### Your goal
Repeat, exactly and completely, the entries shown underneath.

Data extracted from a collection

start

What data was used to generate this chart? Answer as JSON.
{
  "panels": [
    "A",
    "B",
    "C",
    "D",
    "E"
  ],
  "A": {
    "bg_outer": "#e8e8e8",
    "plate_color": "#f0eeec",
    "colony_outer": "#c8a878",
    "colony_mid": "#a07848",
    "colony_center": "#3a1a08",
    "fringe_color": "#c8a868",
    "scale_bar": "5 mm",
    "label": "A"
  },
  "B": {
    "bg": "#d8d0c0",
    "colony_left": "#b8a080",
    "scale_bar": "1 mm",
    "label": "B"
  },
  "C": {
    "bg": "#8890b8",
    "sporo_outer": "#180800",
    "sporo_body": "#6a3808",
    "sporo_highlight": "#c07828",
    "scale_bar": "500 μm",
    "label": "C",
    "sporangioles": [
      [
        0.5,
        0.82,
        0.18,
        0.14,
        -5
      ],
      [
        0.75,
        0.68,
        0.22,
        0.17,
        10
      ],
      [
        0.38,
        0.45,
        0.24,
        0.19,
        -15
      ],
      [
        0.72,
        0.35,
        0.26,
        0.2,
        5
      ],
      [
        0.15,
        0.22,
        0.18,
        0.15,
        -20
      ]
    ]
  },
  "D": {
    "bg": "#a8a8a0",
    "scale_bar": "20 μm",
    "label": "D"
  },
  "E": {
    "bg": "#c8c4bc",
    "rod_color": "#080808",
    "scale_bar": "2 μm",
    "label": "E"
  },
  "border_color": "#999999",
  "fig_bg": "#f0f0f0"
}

end

### Response below
What data was used to generate this chart? Answer as JSON.
{
  "panels": [
    "A",
    "B",
    "C",
    "D",
    "E"
  ],
  "A": {
    "bg_outer": "#e8e8e8",
    "plate_color": "#f0eeec",
    "colony_outer": "#c8a878",
    "colony_mid": "#a07848",
    "colony_center": "#3a1a08",
    "fringe_color": "#c8a868",
    "scale_bar": "5 mm",
    "label": "A"
  },
  "B": {
    "bg": "#d8d0c0",
    "colony_left": "#b8a080",
    "scale_bar": "1 mm",
    "label": "B"
  },
  "C": {
    "bg": "#8890b8",
    "sporo_outer": "#180800",
    "sporo_body": "#6a3808",
    "sporo_highlight": "#c07828",
    "scale_bar": "500 μm",
    "label": "C",
    "sporangioles": [
      [
        0.5,
        0.82,
        0.18,
        0.14,
        -5
      ],
      [
        0.75,
        0.68,
        0.22,
        0.17,
        10
      ],
      [
        0.38,
        0.45,
        0.24,
        0.19,
        -15
      ],
      [
        0.72,
        0.35,
        0.26,
        0.2,
        5
      ],
      [
        0.15,
        0.22,
        0.18,
        0.15,
        -20
      ]
    ]
  },
  "D": {
    "bg": "#a8a8a0",
    "scale_bar": "20 μm",
    "label": "D"
  },
  "E": {
    "bg": "#c8c4bc",
    "rod_color": "#080808",
    "scale_bar": "2 μm",
    "label": "E"
  },
  "border_color": "#999999",
  "fig_bg": "#f0f0f0"
}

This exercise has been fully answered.